→ Data records

____________

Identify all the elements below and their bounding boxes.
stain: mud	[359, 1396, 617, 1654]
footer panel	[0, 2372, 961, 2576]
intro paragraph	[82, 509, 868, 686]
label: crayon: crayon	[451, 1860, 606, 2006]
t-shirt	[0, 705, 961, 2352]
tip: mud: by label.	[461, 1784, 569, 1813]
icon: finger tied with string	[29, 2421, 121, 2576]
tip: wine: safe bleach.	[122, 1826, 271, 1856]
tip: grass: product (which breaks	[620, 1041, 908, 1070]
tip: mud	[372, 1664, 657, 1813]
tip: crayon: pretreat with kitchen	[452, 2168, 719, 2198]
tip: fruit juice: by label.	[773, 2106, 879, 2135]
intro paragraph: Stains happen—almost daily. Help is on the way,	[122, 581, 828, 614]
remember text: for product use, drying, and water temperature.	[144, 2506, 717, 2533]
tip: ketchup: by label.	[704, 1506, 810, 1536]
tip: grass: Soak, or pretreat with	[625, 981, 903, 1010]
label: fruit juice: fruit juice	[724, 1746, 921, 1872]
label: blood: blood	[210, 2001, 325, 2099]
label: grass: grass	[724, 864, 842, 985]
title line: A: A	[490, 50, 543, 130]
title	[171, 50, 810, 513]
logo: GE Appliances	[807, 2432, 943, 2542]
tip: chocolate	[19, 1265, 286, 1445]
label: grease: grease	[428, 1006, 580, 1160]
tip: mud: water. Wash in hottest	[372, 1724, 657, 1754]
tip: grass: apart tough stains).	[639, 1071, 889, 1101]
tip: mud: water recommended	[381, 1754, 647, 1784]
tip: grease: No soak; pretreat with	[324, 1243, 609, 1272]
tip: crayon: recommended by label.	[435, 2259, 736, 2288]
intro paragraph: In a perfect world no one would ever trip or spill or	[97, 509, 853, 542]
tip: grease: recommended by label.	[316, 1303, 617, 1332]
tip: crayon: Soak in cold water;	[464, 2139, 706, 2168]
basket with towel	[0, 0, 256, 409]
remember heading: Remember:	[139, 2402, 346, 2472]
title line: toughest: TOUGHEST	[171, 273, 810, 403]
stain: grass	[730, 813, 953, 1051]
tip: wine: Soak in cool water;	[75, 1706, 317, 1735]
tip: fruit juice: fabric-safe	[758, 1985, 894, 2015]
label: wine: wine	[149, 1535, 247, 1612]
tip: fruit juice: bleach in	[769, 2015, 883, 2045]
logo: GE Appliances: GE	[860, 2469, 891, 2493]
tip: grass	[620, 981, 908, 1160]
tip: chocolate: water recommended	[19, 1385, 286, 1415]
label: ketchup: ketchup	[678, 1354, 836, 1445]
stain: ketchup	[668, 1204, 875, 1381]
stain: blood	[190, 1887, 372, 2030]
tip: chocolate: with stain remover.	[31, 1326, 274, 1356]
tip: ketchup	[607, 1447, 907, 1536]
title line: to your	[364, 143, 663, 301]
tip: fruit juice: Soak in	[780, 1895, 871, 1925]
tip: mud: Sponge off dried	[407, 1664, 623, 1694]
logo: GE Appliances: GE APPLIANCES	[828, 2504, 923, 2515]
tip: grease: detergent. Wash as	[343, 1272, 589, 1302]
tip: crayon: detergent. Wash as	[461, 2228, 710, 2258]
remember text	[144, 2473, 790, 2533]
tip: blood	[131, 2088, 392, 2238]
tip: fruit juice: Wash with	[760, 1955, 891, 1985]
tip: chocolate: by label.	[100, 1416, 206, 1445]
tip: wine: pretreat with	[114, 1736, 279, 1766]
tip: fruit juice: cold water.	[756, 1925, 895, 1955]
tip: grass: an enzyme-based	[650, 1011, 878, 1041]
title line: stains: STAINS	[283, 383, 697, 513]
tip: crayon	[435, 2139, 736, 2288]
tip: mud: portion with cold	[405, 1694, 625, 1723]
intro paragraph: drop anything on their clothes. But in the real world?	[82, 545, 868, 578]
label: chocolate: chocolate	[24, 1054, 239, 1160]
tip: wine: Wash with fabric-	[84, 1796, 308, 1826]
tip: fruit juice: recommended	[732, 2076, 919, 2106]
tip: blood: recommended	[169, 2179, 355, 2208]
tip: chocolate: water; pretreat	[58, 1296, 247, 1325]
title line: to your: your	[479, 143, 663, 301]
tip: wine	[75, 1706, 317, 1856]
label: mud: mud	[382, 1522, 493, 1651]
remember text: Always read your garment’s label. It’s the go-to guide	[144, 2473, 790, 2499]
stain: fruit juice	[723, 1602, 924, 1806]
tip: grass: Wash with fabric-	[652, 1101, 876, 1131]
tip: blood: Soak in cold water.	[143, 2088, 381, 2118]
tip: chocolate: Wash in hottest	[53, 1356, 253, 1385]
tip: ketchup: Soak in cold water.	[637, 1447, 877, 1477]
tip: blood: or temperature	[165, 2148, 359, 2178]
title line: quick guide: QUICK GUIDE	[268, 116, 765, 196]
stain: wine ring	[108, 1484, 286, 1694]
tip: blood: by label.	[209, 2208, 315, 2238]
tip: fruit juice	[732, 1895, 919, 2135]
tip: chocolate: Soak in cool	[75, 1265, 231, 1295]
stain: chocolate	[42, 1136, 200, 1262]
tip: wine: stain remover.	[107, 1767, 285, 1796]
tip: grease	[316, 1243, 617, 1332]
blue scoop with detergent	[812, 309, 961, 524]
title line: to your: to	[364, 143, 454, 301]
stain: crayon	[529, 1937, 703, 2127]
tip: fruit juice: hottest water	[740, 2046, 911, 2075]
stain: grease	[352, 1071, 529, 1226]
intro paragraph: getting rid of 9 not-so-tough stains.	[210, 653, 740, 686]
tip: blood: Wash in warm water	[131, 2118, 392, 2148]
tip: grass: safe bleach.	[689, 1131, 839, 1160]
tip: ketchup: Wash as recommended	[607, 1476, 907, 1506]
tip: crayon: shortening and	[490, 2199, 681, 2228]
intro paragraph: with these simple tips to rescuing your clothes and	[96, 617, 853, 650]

____________

What is needed here is an exact copy of all the entries.

→ FINISHED TASK
Identify all the elements below and their bounding boxes.
stain: mud	[359, 1396, 617, 1654]
footer panel	[0, 2372, 961, 2576]
intro paragraph	[82, 509, 868, 686]
label: crayon: crayon	[451, 1860, 606, 2006]
t-shirt	[0, 705, 961, 2352]
tip: mud: by label.	[461, 1784, 569, 1813]
icon: finger tied with string	[29, 2421, 121, 2576]
tip: wine: safe bleach.	[122, 1826, 271, 1856]
tip: grass: product (which breaks	[620, 1041, 908, 1070]
tip: mud	[372, 1664, 657, 1813]
tip: crayon: pretreat with kitchen	[452, 2168, 719, 2198]
tip: fruit juice: by label.	[773, 2106, 879, 2135]
intro paragraph: Stains happen—almost daily. Help is on the way,	[122, 581, 828, 614]
remember text: for product use, drying, and water temperature.	[144, 2506, 717, 2533]
tip: ketchup: by label.	[704, 1506, 810, 1536]
tip: grass: Soak, or pretreat with	[625, 981, 903, 1010]
label: fruit juice: fruit juice	[724, 1746, 921, 1872]
label: blood: blood	[210, 2001, 325, 2099]
label: grass: grass	[724, 864, 842, 985]
title line: A: A	[490, 50, 543, 130]
title	[171, 50, 810, 513]
logo: GE Appliances	[807, 2432, 943, 2542]
tip: chocolate	[19, 1265, 286, 1445]
label: grease: grease	[428, 1006, 580, 1160]
tip: mud: water. Wash in hottest	[372, 1724, 657, 1754]
tip: grass: apart tough stains).	[639, 1071, 889, 1101]
tip: mud: water recommended	[381, 1754, 647, 1784]
tip: grease: No soak; pretreat with	[324, 1243, 609, 1272]
tip: crayon: recommended by label.	[435, 2259, 736, 2288]
intro paragraph: In a perfect world no one would ever trip or spill or	[97, 509, 853, 542]
tip: grease: recommended by label.	[316, 1303, 617, 1332]
tip: crayon: Soak in cold water;	[464, 2139, 706, 2168]
basket with towel	[0, 0, 256, 409]
remember heading: Remember:	[139, 2402, 346, 2472]
title line: toughest: TOUGHEST	[171, 273, 810, 403]
stain: grass	[730, 813, 953, 1051]
tip: wine: Soak in cool water;	[75, 1706, 317, 1735]
tip: fruit juice: fabric-safe	[758, 1985, 894, 2015]
label: wine: wine	[149, 1535, 247, 1612]
tip: fruit juice: bleach in	[769, 2015, 883, 2045]
logo: GE Appliances: GE	[860, 2469, 891, 2493]
tip: grass	[620, 981, 908, 1160]
tip: chocolate: water recommended	[19, 1385, 286, 1415]
label: ketchup: ketchup	[678, 1354, 836, 1445]
stain: ketchup	[668, 1204, 875, 1381]
stain: blood	[190, 1887, 372, 2030]
tip: chocolate: with stain remover.	[31, 1326, 274, 1356]
tip: ketchup	[607, 1447, 907, 1536]
title line: to your	[364, 143, 663, 301]
tip: fruit juice: Soak in	[780, 1895, 871, 1925]
tip: mud: Sponge off dried	[407, 1664, 623, 1694]
logo: GE Appliances: GE APPLIANCES	[828, 2504, 923, 2515]
tip: grease: detergent. Wash as	[343, 1272, 589, 1302]
tip: crayon: detergent. Wash as	[461, 2228, 710, 2258]
remember text	[144, 2473, 790, 2533]
tip: blood	[131, 2088, 392, 2238]
tip: fruit juice: Wash with	[760, 1955, 891, 1985]
tip: chocolate: by label.	[100, 1416, 206, 1445]
tip: wine: pretreat with	[114, 1736, 279, 1766]
tip: fruit juice: cold water.	[756, 1925, 895, 1955]
tip: grass: an enzyme-based	[650, 1011, 878, 1041]
title line: stains: STAINS	[283, 383, 697, 513]
tip: crayon	[435, 2139, 736, 2288]
tip: mud: portion with cold	[405, 1694, 625, 1723]
intro paragraph: drop anything on their clothes. But in the real world?	[82, 545, 868, 578]
label: chocolate: chocolate	[24, 1054, 239, 1160]
tip: wine: Wash with fabric-	[84, 1796, 308, 1826]
tip: fruit juice: recommended	[732, 2076, 919, 2106]
tip: blood: recommended	[169, 2179, 355, 2208]
tip: chocolate: water; pretreat	[58, 1296, 247, 1325]
title line: to your: your	[479, 143, 663, 301]
tip: wine	[75, 1706, 317, 1856]
label: mud: mud	[382, 1522, 493, 1651]
remember text: Always read your garment’s label. It’s the go-to guide	[144, 2473, 790, 2499]
stain: fruit juice	[723, 1602, 924, 1806]
tip: grass: Wash with fabric-	[652, 1101, 876, 1131]
tip: blood: Soak in cold water.	[143, 2088, 381, 2118]
tip: chocolate: Wash in hottest	[53, 1356, 253, 1385]
tip: ketchup: Soak in cold water.	[637, 1447, 877, 1477]
tip: blood: or temperature	[165, 2148, 359, 2178]
title line: quick guide: QUICK GUIDE	[268, 116, 765, 196]
stain: wine ring	[108, 1484, 286, 1694]
tip: blood: by label.	[209, 2208, 315, 2238]
tip: fruit juice	[732, 1895, 919, 2135]
tip: chocolate: Soak in cool	[75, 1265, 231, 1295]
stain: chocolate	[42, 1136, 200, 1262]
tip: wine: stain remover.	[107, 1767, 285, 1796]
tip: grease	[316, 1243, 617, 1332]
blue scoop with detergent	[812, 309, 961, 524]
title line: to your: to	[364, 143, 454, 301]
stain: crayon	[529, 1937, 703, 2127]
tip: fruit juice: hottest water	[740, 2046, 911, 2075]
stain: grease	[352, 1071, 529, 1226]
intro paragraph: getting rid of 9 not-so-tough stains.	[210, 653, 740, 686]
tip: blood: Wash in warm water	[131, 2118, 392, 2148]
tip: grass: safe bleach.	[689, 1131, 839, 1160]
tip: ketchup: Wash as recommended	[607, 1476, 907, 1506]
tip: crayon: shortening and	[490, 2199, 681, 2228]
intro paragraph: with these simple tips to rescuing your clothes and	[96, 617, 853, 650]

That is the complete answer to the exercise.